## Challenge
Identify all lines of the data containing the string "start" and copy them.

## Input for this task
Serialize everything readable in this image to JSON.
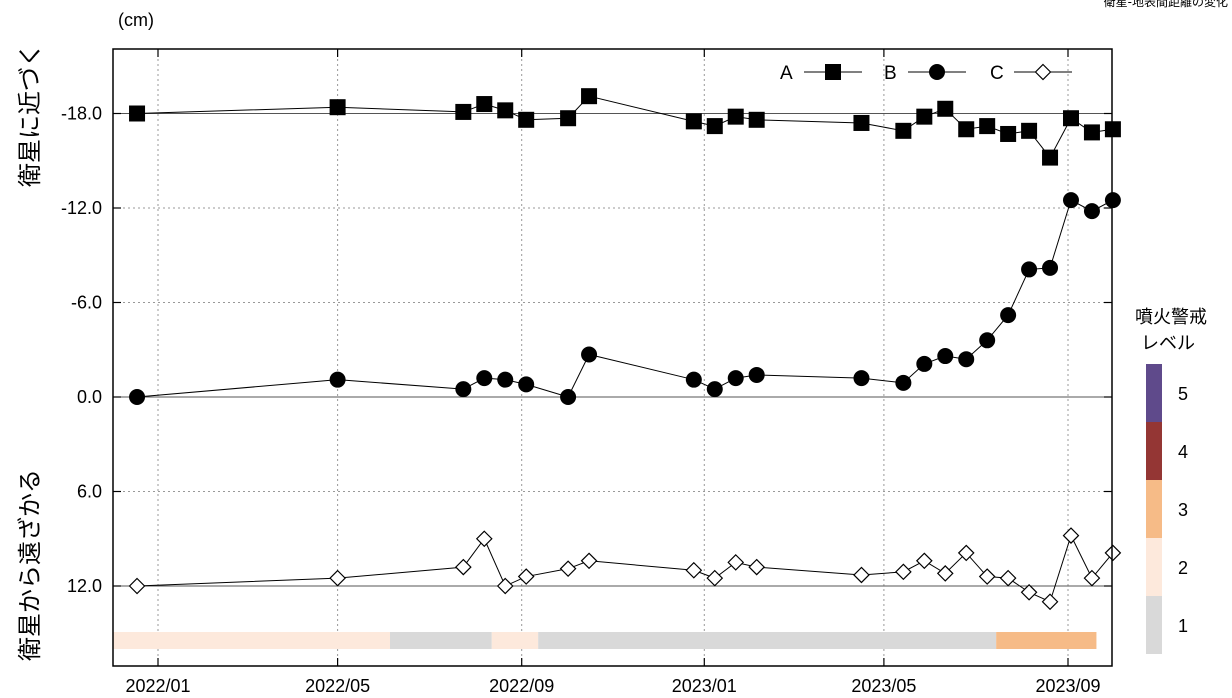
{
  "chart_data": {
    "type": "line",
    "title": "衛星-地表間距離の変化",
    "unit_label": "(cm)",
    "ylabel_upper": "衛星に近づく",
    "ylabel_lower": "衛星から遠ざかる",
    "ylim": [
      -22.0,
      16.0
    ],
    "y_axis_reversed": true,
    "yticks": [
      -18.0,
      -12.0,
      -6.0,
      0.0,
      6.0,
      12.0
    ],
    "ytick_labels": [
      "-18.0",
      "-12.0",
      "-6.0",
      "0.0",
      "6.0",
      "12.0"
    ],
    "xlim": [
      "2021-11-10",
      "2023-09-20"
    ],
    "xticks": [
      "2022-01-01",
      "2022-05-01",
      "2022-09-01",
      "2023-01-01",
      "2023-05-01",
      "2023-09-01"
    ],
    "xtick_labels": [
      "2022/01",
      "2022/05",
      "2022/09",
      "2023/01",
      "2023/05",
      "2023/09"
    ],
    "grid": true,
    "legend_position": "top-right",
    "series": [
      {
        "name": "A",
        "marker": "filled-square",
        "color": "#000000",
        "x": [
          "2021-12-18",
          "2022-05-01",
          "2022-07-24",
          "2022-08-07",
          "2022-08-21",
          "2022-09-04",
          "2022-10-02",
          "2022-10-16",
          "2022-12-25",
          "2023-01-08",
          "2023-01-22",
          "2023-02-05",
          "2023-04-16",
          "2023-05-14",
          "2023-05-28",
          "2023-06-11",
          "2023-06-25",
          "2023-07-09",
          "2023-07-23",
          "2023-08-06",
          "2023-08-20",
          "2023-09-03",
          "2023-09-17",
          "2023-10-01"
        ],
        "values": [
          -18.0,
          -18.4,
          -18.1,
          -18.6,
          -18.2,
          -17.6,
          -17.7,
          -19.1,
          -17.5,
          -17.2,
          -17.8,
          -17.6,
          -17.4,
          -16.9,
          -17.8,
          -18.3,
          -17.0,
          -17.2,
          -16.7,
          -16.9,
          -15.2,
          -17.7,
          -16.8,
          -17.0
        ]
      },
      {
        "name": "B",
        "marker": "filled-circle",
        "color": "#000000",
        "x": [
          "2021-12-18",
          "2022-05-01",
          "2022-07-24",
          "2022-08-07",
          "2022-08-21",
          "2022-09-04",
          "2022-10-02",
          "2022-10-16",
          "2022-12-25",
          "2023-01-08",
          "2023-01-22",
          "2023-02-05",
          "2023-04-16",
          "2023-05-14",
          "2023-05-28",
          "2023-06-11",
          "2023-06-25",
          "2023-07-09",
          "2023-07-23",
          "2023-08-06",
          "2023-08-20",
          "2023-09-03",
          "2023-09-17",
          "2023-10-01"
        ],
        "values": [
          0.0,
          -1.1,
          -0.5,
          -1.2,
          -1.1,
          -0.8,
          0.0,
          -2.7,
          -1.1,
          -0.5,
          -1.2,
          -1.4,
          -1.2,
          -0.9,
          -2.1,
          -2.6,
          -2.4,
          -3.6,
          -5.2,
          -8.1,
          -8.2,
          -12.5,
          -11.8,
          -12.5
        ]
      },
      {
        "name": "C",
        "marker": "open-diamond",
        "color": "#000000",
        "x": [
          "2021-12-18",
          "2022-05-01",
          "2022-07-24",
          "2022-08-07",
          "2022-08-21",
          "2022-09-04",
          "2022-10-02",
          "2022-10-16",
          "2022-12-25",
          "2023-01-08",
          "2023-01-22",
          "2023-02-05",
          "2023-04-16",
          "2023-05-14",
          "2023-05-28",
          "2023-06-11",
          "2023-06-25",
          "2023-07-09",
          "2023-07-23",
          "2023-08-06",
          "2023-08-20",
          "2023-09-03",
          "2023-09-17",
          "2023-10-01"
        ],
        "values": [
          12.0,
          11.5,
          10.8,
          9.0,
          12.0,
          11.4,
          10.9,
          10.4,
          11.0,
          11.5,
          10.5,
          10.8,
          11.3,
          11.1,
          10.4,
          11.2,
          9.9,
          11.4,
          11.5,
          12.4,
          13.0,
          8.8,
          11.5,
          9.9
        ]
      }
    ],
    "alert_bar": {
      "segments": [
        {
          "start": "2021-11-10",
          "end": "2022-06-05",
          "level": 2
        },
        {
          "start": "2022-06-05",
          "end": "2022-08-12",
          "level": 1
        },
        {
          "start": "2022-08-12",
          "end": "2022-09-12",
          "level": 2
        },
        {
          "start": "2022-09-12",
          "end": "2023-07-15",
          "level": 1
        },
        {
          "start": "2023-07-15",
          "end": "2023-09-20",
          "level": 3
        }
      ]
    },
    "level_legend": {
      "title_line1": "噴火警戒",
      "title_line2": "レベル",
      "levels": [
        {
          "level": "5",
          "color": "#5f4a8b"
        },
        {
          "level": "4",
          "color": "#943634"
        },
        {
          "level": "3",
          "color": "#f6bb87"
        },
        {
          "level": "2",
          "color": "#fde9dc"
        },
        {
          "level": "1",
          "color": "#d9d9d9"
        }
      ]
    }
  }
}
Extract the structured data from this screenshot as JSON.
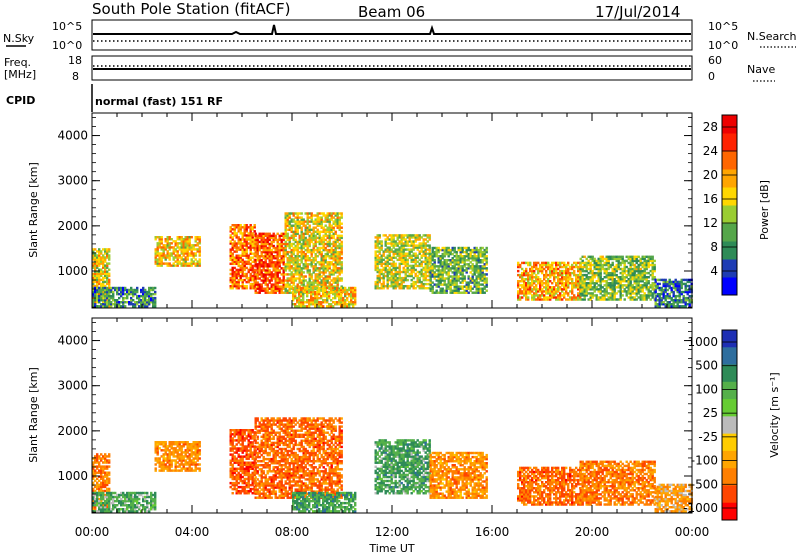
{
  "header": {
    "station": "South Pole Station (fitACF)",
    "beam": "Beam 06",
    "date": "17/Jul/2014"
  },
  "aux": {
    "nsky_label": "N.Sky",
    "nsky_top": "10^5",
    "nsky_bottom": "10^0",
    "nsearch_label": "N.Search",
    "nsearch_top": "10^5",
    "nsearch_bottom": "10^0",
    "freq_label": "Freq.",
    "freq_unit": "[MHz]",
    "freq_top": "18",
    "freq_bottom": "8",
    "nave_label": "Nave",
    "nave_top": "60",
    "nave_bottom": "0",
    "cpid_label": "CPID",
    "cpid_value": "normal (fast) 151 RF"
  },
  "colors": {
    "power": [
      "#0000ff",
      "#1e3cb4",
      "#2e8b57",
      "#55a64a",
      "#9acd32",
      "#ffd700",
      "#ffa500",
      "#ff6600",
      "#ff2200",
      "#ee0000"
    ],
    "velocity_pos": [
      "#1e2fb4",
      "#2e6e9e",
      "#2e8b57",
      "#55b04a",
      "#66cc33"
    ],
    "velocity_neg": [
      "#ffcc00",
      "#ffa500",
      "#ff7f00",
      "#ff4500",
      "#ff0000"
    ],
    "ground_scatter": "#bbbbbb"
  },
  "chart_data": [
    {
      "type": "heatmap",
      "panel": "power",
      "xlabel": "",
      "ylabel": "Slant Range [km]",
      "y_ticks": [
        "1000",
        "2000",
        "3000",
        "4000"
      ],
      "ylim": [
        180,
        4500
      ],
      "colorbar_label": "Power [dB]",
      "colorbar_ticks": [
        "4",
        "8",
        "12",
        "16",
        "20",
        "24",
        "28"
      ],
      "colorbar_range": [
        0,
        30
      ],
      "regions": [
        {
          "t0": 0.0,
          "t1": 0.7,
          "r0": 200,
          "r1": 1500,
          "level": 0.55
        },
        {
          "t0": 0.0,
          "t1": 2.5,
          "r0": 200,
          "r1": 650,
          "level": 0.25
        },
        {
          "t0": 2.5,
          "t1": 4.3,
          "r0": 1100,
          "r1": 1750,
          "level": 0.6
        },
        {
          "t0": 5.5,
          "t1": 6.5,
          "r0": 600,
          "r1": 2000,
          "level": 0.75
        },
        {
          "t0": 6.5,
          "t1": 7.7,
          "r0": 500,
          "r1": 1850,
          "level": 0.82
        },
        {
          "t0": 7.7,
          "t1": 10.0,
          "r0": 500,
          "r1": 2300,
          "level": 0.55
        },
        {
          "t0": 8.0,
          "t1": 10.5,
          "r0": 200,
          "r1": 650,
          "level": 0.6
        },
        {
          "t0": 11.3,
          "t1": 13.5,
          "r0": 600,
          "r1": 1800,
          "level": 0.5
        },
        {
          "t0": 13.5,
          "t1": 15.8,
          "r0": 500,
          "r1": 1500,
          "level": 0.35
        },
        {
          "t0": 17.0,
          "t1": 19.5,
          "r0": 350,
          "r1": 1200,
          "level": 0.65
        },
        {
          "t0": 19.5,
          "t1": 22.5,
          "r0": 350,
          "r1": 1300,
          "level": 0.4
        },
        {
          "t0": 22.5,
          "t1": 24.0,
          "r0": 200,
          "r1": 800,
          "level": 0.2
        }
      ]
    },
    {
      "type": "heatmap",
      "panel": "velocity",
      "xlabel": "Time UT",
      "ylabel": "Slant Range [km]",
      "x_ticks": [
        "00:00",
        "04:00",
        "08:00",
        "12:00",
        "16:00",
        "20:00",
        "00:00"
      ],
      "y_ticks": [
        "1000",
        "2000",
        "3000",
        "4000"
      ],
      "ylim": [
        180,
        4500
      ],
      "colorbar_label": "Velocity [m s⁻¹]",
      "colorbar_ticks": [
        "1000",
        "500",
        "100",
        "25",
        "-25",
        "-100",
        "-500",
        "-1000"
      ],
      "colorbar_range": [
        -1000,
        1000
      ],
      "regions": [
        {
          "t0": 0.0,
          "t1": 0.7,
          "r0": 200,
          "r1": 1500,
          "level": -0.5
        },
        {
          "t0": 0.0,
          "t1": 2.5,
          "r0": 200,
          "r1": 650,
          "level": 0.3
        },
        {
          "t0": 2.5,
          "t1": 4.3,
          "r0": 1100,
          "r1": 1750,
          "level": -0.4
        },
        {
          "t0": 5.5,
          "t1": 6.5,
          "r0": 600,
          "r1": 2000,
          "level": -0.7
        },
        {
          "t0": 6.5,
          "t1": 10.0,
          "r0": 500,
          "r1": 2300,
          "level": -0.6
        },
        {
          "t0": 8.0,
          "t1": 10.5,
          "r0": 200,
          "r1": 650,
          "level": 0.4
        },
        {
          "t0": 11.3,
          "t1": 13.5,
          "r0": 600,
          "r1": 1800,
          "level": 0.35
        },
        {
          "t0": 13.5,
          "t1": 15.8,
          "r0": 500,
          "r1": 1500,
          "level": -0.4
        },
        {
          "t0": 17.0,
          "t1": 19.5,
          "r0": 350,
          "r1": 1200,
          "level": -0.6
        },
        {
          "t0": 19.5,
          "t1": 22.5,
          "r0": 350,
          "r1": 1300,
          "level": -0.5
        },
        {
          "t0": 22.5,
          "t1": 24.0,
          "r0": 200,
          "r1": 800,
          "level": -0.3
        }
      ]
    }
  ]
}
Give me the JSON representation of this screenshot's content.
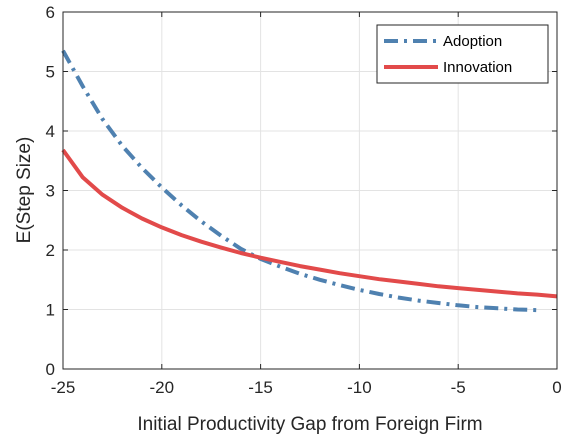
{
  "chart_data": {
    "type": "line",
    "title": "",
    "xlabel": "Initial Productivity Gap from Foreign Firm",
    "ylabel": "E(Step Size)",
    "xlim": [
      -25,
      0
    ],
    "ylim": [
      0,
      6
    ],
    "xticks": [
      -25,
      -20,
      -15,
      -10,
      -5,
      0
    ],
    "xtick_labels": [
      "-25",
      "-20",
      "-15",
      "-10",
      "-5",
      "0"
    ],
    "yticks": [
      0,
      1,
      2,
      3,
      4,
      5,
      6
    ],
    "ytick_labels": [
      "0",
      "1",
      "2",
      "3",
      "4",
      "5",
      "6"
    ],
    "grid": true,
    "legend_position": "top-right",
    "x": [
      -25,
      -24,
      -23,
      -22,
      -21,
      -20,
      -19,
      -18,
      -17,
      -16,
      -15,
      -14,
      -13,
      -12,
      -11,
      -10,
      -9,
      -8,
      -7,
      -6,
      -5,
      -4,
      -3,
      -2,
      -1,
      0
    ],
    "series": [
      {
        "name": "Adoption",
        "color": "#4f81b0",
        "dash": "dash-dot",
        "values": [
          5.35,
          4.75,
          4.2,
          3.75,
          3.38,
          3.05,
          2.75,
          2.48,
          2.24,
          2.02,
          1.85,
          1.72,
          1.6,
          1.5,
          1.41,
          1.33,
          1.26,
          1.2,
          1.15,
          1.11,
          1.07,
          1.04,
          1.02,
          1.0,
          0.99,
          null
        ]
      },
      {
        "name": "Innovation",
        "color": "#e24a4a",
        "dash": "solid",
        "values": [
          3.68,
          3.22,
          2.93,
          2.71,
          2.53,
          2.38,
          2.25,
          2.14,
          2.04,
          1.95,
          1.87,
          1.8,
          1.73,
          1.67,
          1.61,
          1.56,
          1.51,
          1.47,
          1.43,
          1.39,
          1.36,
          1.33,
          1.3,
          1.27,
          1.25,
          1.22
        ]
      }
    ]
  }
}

## Exercise output
          "start": "2021-11-10",
          "start": "2022-06-05",
          "start": "2022-08-12",
          "start": "2022-09-12",
          "start": "2023-07-15",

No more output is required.